PAGE EXTRACT ▸
##############################
# Find magnification of a fish in a fish bowl

1. Oct 14, 2013

### MrMoose

1. The problem statement, all variables and given/known data

A goldfish in a spherical fish bowl of radius R is at the level of the center of the bowl and at distance R/2 from the glass. What magnification of the fish is produced by the water of the bowl for a viewer looking along a line that includes the fish and the center, from the fish's side of the center? The index of refraction of the water in the bowl is 1.33 Neglect the glass wall of the bowl. Assume the viewer looks with one eye. (Hint: Eq. 35-5 holds, but Eq. 35-6 does not. You need to work with a ray diagram of the situation and assume that the rays are close to the observer's line of sight.)
##############################
DATASET EXTRACT ▸

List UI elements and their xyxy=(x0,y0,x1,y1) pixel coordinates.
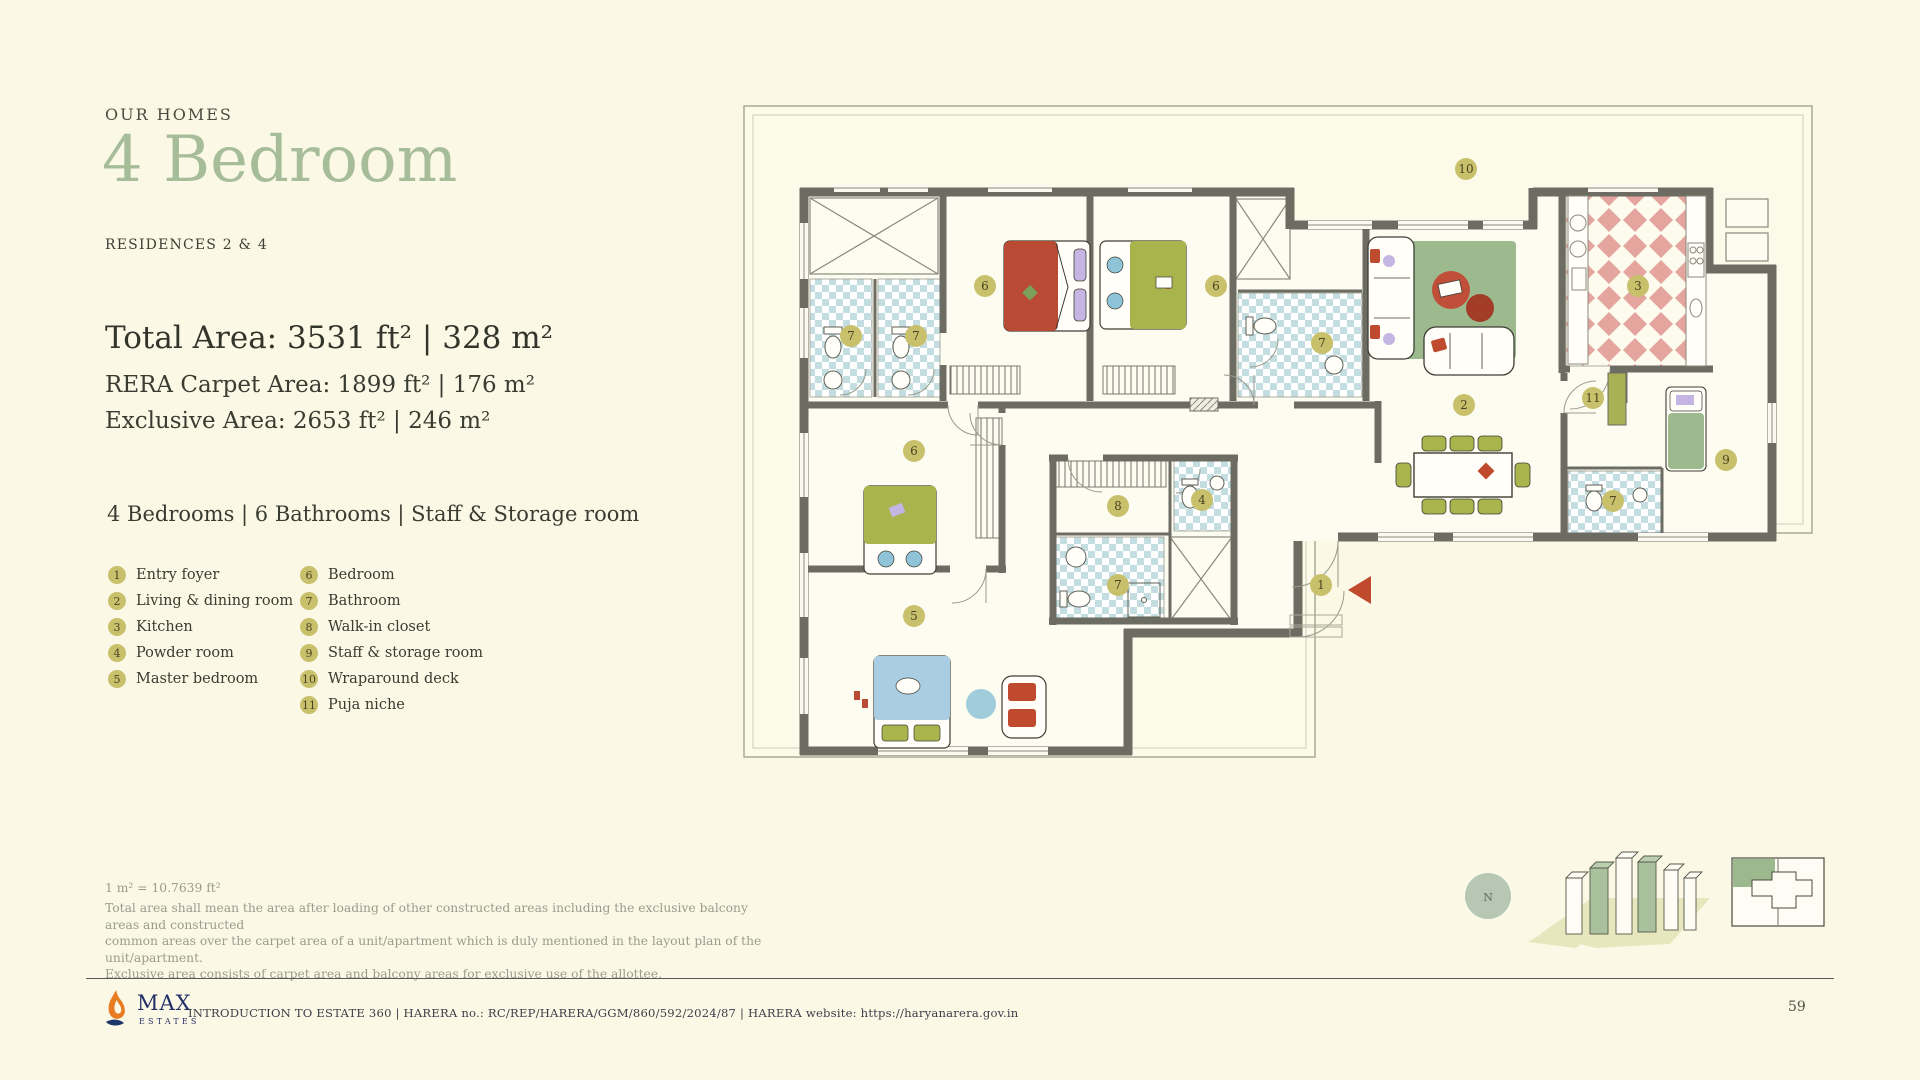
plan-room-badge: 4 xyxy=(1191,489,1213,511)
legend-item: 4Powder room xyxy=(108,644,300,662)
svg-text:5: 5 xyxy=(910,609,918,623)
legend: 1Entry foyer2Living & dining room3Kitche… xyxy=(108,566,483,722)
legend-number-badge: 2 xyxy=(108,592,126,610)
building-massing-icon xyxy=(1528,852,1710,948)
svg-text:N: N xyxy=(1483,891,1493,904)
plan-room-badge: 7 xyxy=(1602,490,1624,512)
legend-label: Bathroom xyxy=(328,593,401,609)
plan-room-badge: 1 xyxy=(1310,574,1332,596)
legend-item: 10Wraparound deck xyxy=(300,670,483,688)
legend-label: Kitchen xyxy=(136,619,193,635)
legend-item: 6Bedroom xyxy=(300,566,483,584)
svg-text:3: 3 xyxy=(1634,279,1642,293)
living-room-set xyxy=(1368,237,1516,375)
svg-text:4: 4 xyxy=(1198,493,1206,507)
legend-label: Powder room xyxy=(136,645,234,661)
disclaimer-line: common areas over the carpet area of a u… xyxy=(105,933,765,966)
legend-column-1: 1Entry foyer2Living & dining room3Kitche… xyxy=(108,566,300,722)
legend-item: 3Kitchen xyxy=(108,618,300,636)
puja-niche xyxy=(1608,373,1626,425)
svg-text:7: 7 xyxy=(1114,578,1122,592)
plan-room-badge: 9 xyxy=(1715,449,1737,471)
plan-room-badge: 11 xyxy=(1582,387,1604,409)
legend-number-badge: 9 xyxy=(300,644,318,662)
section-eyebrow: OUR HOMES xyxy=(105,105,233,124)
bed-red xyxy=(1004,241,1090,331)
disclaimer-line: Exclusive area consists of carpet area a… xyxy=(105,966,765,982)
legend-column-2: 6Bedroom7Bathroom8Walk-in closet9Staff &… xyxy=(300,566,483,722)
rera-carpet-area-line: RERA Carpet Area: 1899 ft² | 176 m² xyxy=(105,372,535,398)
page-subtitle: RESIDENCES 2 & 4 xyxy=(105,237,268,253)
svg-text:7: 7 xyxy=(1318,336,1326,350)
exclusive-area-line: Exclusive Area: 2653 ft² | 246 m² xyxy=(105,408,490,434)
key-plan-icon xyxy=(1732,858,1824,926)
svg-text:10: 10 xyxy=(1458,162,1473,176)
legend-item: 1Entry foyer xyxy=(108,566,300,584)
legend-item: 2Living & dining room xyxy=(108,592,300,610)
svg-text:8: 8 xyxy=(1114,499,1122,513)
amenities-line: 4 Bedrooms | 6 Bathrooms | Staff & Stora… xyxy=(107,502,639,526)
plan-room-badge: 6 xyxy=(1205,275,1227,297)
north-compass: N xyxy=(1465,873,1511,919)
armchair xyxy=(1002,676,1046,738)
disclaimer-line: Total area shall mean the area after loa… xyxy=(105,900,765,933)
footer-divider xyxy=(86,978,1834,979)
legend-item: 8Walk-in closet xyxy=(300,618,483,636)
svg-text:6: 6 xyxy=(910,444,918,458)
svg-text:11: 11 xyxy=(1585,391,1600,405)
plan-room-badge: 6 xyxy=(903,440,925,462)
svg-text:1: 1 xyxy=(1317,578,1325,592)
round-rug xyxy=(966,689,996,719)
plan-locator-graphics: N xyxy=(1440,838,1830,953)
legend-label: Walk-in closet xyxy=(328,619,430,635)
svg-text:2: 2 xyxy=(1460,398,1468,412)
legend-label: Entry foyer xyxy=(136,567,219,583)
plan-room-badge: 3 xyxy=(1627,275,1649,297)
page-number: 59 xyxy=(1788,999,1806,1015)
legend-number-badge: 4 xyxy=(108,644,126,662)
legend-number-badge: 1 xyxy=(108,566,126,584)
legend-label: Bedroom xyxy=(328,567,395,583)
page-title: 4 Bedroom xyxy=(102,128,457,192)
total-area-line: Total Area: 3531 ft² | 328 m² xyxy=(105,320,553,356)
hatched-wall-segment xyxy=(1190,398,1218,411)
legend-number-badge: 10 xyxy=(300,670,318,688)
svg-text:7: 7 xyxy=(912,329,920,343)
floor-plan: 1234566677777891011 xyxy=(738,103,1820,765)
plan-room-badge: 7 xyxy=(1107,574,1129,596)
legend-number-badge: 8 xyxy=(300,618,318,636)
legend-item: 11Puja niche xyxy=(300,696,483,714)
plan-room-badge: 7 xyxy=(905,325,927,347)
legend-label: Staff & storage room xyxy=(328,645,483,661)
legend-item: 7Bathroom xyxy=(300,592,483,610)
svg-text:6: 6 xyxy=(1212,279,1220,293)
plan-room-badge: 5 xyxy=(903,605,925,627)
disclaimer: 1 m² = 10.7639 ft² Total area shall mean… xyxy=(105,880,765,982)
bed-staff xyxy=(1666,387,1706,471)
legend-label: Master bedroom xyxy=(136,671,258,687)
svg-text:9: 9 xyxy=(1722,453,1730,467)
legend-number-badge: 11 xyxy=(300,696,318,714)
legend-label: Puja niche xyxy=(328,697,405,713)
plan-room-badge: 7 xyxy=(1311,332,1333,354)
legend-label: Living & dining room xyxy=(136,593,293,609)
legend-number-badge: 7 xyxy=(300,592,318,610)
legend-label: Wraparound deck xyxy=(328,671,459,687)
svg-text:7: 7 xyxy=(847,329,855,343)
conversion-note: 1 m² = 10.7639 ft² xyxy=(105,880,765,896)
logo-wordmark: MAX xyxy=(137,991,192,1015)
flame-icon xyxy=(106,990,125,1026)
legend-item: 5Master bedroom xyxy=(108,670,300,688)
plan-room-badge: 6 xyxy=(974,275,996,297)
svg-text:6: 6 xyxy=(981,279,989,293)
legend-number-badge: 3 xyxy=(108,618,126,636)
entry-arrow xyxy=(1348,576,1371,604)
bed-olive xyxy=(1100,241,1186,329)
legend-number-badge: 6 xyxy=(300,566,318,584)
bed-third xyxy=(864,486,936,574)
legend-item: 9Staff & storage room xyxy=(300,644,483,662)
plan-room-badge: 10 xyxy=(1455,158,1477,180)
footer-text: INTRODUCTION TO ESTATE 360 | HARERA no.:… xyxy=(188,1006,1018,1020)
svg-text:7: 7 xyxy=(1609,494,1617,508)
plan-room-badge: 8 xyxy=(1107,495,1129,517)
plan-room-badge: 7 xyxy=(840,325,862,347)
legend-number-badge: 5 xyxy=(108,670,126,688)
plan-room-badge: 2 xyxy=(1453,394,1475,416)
##############################
SET OF TASKS ▸
1. In the fishbowl problem, what is the index of refraction of the water?
2. Summarize the fishbowl problem in two sentences.
Please work from the text alone.

SOLUTIONS TO THE TASKS ▸
1. 1.33

2. A goldfish is level with the center of a spherical bowl of radius R and at distance R/2 from the glass, and the problem asks what magnification the water (index 1.33) produces for a one-eyed viewer looking along the line through the fish and the center from the fish's side. The glass wall is neglected, and a hint says Eq. 35-5 holds but Eq. 35-6 does not, so a ray diagram with rays close to the line of sight is needed.